--- BEGIN ---
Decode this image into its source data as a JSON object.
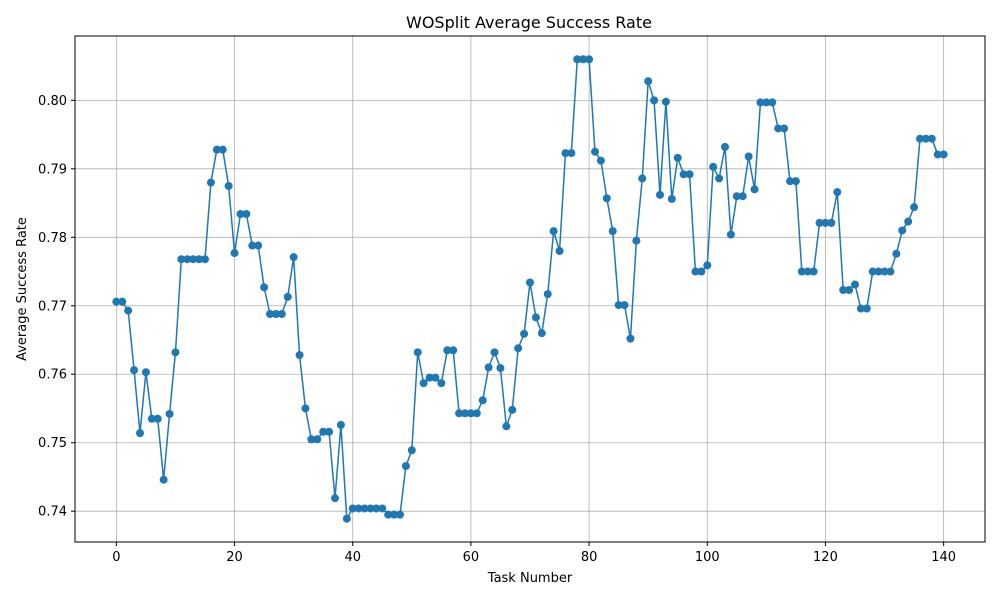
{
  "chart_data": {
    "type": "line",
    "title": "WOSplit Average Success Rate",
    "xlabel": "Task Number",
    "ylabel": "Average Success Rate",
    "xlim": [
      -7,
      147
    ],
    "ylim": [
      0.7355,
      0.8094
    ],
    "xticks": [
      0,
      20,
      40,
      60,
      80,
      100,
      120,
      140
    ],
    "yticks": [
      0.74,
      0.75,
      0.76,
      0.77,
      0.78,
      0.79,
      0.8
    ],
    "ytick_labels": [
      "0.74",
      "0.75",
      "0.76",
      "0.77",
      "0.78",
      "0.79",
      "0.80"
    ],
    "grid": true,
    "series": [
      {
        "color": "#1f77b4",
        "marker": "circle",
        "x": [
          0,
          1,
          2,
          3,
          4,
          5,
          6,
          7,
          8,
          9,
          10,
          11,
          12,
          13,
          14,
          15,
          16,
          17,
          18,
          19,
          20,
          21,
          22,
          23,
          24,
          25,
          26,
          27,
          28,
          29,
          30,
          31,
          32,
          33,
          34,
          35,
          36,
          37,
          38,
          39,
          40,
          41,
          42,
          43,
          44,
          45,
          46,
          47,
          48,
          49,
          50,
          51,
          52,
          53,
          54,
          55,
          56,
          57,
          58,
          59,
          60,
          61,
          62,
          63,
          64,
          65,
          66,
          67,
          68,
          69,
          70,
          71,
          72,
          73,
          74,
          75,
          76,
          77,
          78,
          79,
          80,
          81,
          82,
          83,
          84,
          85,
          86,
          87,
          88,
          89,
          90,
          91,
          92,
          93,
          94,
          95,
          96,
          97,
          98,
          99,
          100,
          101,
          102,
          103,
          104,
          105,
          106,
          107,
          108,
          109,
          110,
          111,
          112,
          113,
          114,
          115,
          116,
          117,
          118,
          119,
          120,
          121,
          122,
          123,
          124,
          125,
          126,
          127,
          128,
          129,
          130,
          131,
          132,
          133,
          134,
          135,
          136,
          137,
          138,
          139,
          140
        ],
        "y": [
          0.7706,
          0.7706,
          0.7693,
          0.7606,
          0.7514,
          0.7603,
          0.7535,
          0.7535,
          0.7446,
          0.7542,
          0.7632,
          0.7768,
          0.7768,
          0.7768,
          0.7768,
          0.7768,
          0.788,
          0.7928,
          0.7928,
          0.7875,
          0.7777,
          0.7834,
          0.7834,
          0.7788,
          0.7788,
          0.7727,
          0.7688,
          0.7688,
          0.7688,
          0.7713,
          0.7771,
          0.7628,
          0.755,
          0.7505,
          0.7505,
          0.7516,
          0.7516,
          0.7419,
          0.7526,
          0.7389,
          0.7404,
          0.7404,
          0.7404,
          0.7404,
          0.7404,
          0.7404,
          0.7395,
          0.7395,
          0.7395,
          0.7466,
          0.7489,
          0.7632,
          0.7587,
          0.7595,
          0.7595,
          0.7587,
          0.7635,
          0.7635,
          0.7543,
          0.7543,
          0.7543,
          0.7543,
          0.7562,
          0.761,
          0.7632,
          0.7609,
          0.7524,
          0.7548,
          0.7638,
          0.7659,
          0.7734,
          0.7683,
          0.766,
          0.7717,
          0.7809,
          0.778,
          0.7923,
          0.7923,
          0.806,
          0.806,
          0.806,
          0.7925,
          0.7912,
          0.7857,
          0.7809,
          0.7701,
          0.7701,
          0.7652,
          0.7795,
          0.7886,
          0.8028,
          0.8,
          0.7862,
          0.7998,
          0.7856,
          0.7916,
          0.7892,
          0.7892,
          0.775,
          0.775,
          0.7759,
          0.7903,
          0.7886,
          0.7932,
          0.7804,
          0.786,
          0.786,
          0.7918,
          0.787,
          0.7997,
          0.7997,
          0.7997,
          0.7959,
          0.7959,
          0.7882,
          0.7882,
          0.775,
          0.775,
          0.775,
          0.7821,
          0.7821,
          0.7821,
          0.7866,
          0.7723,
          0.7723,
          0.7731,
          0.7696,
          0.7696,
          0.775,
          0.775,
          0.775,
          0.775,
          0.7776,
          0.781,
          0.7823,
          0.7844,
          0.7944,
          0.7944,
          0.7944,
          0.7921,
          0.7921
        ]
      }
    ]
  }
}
--- END ---
### [Do this]
Copy out each record shown above without alteration, skipping any picture.

### [Exercise response]
Decode this image into its source data as a JSON object.
{
  "chart_data": {
    "type": "line",
    "title": "WOSplit Average Success Rate",
    "xlabel": "Task Number",
    "ylabel": "Average Success Rate",
    "xlim": [
      -7,
      147
    ],
    "ylim": [
      0.7355,
      0.8094
    ],
    "xticks": [
      0,
      20,
      40,
      60,
      80,
      100,
      120,
      140
    ],
    "yticks": [
      0.74,
      0.75,
      0.76,
      0.77,
      0.78,
      0.79,
      0.8
    ],
    "ytick_labels": [
      "0.74",
      "0.75",
      "0.76",
      "0.77",
      "0.78",
      "0.79",
      "0.80"
    ],
    "grid": true,
    "series": [
      {
        "color": "#1f77b4",
        "marker": "circle",
        "x": [
          0,
          1,
          2,
          3,
          4,
          5,
          6,
          7,
          8,
          9,
          10,
          11,
          12,
          13,
          14,
          15,
          16,
          17,
          18,
          19,
          20,
          21,
          22,
          23,
          24,
          25,
          26,
          27,
          28,
          29,
          30,
          31,
          32,
          33,
          34,
          35,
          36,
          37,
          38,
          39,
          40,
          41,
          42,
          43,
          44,
          45,
          46,
          47,
          48,
          49,
          50,
          51,
          52,
          53,
          54,
          55,
          56,
          57,
          58,
          59,
          60,
          61,
          62,
          63,
          64,
          65,
          66,
          67,
          68,
          69,
          70,
          71,
          72,
          73,
          74,
          75,
          76,
          77,
          78,
          79,
          80,
          81,
          82,
          83,
          84,
          85,
          86,
          87,
          88,
          89,
          90,
          91,
          92,
          93,
          94,
          95,
          96,
          97,
          98,
          99,
          100,
          101,
          102,
          103,
          104,
          105,
          106,
          107,
          108,
          109,
          110,
          111,
          112,
          113,
          114,
          115,
          116,
          117,
          118,
          119,
          120,
          121,
          122,
          123,
          124,
          125,
          126,
          127,
          128,
          129,
          130,
          131,
          132,
          133,
          134,
          135,
          136,
          137,
          138,
          139,
          140
        ],
        "y": [
          0.7706,
          0.7706,
          0.7693,
          0.7606,
          0.7514,
          0.7603,
          0.7535,
          0.7535,
          0.7446,
          0.7542,
          0.7632,
          0.7768,
          0.7768,
          0.7768,
          0.7768,
          0.7768,
          0.788,
          0.7928,
          0.7928,
          0.7875,
          0.7777,
          0.7834,
          0.7834,
          0.7788,
          0.7788,
          0.7727,
          0.7688,
          0.7688,
          0.7688,
          0.7713,
          0.7771,
          0.7628,
          0.755,
          0.7505,
          0.7505,
          0.7516,
          0.7516,
          0.7419,
          0.7526,
          0.7389,
          0.7404,
          0.7404,
          0.7404,
          0.7404,
          0.7404,
          0.7404,
          0.7395,
          0.7395,
          0.7395,
          0.7466,
          0.7489,
          0.7632,
          0.7587,
          0.7595,
          0.7595,
          0.7587,
          0.7635,
          0.7635,
          0.7543,
          0.7543,
          0.7543,
          0.7543,
          0.7562,
          0.761,
          0.7632,
          0.7609,
          0.7524,
          0.7548,
          0.7638,
          0.7659,
          0.7734,
          0.7683,
          0.766,
          0.7717,
          0.7809,
          0.778,
          0.7923,
          0.7923,
          0.806,
          0.806,
          0.806,
          0.7925,
          0.7912,
          0.7857,
          0.7809,
          0.7701,
          0.7701,
          0.7652,
          0.7795,
          0.7886,
          0.8028,
          0.8,
          0.7862,
          0.7998,
          0.7856,
          0.7916,
          0.7892,
          0.7892,
          0.775,
          0.775,
          0.7759,
          0.7903,
          0.7886,
          0.7932,
          0.7804,
          0.786,
          0.786,
          0.7918,
          0.787,
          0.7997,
          0.7997,
          0.7997,
          0.7959,
          0.7959,
          0.7882,
          0.7882,
          0.775,
          0.775,
          0.775,
          0.7821,
          0.7821,
          0.7821,
          0.7866,
          0.7723,
          0.7723,
          0.7731,
          0.7696,
          0.7696,
          0.775,
          0.775,
          0.775,
          0.775,
          0.7776,
          0.781,
          0.7823,
          0.7844,
          0.7944,
          0.7944,
          0.7944,
          0.7921,
          0.7921
        ]
      }
    ]
  }
}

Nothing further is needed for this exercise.